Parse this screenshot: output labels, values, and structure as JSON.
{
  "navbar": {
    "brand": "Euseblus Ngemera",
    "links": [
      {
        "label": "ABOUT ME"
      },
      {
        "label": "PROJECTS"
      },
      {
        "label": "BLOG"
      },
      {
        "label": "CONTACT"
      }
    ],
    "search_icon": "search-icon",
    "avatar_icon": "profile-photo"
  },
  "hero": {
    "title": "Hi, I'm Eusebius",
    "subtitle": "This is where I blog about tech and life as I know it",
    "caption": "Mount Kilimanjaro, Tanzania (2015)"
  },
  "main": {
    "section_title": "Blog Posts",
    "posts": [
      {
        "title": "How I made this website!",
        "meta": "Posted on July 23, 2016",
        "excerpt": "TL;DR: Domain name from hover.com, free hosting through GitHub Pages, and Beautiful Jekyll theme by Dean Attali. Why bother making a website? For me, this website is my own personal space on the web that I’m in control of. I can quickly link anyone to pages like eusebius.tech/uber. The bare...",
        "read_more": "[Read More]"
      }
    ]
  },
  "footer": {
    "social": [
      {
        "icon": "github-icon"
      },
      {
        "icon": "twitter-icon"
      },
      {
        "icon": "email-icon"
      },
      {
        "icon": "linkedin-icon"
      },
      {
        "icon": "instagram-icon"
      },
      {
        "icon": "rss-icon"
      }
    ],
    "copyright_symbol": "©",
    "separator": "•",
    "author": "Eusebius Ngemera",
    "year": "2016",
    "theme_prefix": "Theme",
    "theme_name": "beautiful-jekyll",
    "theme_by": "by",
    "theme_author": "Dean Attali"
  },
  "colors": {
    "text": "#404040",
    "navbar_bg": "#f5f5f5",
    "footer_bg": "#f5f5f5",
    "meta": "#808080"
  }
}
::::::
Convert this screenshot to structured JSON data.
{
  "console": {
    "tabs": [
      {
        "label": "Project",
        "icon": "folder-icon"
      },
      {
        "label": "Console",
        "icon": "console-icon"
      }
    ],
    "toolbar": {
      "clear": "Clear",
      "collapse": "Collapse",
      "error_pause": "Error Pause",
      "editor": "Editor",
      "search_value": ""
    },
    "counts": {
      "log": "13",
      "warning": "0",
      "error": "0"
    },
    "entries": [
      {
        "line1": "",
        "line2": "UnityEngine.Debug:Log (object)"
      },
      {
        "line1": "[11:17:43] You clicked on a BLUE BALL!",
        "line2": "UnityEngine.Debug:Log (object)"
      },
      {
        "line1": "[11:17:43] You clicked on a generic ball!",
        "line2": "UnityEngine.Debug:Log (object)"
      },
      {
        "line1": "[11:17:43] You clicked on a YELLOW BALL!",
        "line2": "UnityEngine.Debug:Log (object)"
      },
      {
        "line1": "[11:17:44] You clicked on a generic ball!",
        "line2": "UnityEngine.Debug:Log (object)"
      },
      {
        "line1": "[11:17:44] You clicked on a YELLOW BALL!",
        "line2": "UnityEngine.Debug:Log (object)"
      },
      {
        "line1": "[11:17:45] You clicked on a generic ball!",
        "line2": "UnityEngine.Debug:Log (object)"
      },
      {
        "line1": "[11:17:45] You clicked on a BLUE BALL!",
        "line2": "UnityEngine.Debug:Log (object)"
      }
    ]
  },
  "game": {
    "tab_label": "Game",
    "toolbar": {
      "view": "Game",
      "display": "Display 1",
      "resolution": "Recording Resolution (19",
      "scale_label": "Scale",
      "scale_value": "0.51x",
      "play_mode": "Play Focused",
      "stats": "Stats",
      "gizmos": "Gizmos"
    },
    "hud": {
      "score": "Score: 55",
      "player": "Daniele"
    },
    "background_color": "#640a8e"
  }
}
::::::
_Instruction_: Go over the entries above and say how many lines hold the string "meta", with no other text.

_Result below_: 2